▶ **DATASET EXTRACT**
::::::::::
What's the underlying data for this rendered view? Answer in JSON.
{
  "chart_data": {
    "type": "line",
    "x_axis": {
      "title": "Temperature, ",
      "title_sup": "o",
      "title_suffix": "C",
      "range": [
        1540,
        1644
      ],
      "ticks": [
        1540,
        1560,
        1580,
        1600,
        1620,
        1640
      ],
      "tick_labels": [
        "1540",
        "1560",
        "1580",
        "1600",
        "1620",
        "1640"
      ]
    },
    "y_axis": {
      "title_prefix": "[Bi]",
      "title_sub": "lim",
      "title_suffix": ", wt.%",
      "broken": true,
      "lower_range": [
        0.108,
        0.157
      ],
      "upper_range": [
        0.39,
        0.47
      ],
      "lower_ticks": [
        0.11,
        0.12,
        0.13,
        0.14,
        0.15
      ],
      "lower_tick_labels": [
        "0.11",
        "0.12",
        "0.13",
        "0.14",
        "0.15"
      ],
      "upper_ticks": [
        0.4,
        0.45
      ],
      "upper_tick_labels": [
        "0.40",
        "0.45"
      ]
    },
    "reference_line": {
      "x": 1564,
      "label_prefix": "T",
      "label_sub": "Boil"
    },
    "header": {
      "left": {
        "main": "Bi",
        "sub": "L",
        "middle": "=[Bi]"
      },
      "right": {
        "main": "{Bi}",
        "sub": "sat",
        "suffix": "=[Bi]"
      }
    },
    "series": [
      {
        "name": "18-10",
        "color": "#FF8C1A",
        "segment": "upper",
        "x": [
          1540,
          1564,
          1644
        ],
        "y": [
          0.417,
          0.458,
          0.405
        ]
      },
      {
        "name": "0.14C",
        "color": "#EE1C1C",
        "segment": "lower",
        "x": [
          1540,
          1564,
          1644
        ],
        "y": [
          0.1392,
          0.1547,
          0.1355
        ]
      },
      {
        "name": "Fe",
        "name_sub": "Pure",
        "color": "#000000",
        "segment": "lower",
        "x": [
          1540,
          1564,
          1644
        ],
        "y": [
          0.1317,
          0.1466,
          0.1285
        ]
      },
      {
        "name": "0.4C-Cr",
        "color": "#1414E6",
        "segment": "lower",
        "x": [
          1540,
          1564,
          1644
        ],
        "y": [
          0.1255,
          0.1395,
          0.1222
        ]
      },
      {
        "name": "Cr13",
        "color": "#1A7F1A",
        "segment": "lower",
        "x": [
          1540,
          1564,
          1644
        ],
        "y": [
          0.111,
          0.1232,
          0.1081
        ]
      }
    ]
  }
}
::::::::::
▶ **CHALLENGE**
Reproduce the listing in full. Keep it exactly as written.

▶ **REPLY**
What's the underlying data for this rendered view? Answer in JSON.
{
  "chart_data": {
    "type": "line",
    "x_axis": {
      "title": "Temperature, ",
      "title_sup": "o",
      "title_suffix": "C",
      "range": [
        1540,
        1644
      ],
      "ticks": [
        1540,
        1560,
        1580,
        1600,
        1620,
        1640
      ],
      "tick_labels": [
        "1540",
        "1560",
        "1580",
        "1600",
        "1620",
        "1640"
      ]
    },
    "y_axis": {
      "title_prefix": "[Bi]",
      "title_sub": "lim",
      "title_suffix": ", wt.%",
      "broken": true,
      "lower_range": [
        0.108,
        0.157
      ],
      "upper_range": [
        0.39,
        0.47
      ],
      "lower_ticks": [
        0.11,
        0.12,
        0.13,
        0.14,
        0.15
      ],
      "lower_tick_labels": [
        "0.11",
        "0.12",
        "0.13",
        "0.14",
        "0.15"
      ],
      "upper_ticks": [
        0.4,
        0.45
      ],
      "upper_tick_labels": [
        "0.40",
        "0.45"
      ]
    },
    "reference_line": {
      "x": 1564,
      "label_prefix": "T",
      "label_sub": "Boil"
    },
    "header": {
      "left": {
        "main": "Bi",
        "sub": "L",
        "middle": "=[Bi]"
      },
      "right": {
        "main": "{Bi}",
        "sub": "sat",
        "suffix": "=[Bi]"
      }
    },
    "series": [
      {
        "name": "18-10",
        "color": "#FF8C1A",
        "segment": "upper",
        "x": [
          1540,
          1564,
          1644
        ],
        "y": [
          0.417,
          0.458,
          0.405
        ]
      },
      {
        "name": "0.14C",
        "color": "#EE1C1C",
        "segment": "lower",
        "x": [
          1540,
          1564,
          1644
        ],
        "y": [
          0.1392,
          0.1547,
          0.1355
        ]
      },
      {
        "name": "Fe",
        "name_sub": "Pure",
        "color": "#000000",
        "segment": "lower",
        "x": [
          1540,
          1564,
          1644
        ],
        "y": [
          0.1317,
          0.1466,
          0.1285
        ]
      },
      {
        "name": "0.4C-Cr",
        "color": "#1414E6",
        "segment": "lower",
        "x": [
          1540,
          1564,
          1644
        ],
        "y": [
          0.1255,
          0.1395,
          0.1222
        ]
      },
      {
        "name": "Cr13",
        "color": "#1A7F1A",
        "segment": "lower",
        "x": [
          1540,
          1564,
          1644
        ],
        "y": [
          0.111,
          0.1232,
          0.1081
        ]
      }
    ]
  }
}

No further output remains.